Exercise objective:
In the listing below, how many lines contain the word "émotions"? Please respond with the number only.

Stored records:

···

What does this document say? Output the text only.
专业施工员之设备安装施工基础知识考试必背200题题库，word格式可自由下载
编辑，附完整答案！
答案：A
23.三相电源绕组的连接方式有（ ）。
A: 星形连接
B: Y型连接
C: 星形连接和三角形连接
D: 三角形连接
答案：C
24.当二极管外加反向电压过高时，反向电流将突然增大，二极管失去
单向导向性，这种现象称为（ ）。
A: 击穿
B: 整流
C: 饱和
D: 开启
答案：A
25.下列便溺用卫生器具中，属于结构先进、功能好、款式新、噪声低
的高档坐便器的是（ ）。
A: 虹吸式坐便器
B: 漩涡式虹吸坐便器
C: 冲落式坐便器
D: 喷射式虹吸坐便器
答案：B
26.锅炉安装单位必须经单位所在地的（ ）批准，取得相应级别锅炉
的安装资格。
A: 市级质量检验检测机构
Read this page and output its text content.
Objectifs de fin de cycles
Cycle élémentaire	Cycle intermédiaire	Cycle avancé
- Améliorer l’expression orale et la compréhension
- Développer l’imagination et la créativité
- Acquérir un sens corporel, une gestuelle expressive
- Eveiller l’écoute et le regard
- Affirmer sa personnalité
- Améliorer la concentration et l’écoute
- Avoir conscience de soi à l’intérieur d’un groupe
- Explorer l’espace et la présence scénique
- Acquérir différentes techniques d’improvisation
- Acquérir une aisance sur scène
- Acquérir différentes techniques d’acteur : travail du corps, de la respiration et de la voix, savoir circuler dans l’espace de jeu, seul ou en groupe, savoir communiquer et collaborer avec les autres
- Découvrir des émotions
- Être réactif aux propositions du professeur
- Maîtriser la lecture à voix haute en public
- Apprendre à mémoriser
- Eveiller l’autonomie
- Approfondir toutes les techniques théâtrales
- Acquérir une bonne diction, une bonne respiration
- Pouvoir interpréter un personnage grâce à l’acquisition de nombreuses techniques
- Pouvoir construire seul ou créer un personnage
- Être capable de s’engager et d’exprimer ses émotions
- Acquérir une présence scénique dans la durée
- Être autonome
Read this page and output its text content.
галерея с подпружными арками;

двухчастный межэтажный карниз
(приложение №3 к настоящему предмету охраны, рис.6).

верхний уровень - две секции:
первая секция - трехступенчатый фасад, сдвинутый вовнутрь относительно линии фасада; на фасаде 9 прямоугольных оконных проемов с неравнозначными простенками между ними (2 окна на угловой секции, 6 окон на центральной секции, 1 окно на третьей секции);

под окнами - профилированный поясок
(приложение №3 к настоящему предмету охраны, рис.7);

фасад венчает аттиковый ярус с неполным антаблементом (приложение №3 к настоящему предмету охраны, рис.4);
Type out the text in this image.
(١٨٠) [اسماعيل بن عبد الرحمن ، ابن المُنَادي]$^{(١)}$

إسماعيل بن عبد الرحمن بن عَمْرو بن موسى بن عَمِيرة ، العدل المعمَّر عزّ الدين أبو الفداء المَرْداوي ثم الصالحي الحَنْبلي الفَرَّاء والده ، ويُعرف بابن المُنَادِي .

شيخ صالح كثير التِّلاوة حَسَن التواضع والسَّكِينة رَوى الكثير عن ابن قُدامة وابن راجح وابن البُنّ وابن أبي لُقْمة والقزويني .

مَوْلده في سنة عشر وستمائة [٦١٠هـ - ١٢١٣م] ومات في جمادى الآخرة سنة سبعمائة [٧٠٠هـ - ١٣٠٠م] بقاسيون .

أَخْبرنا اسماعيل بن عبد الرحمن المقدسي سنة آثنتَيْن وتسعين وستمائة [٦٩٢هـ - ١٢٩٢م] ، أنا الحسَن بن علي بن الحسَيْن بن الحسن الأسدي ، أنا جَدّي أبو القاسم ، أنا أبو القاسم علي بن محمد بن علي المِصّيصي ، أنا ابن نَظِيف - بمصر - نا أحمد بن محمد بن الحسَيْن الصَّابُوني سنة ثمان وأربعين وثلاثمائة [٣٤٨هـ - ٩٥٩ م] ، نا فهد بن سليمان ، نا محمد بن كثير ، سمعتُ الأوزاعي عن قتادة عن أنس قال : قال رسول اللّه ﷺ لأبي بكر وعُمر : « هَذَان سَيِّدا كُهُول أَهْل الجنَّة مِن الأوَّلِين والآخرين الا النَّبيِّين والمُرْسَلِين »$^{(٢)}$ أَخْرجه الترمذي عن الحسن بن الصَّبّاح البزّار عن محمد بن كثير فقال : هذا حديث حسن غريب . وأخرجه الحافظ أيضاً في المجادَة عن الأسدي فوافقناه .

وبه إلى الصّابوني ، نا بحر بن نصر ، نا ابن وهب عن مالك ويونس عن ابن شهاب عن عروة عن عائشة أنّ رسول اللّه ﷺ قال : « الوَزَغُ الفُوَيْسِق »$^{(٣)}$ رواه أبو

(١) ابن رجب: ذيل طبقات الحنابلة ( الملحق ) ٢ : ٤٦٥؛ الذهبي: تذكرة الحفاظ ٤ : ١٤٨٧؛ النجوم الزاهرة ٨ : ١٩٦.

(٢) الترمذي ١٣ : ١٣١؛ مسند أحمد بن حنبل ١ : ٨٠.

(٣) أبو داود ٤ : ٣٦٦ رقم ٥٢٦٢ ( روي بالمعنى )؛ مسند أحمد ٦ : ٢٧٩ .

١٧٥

···

Exercise result:
2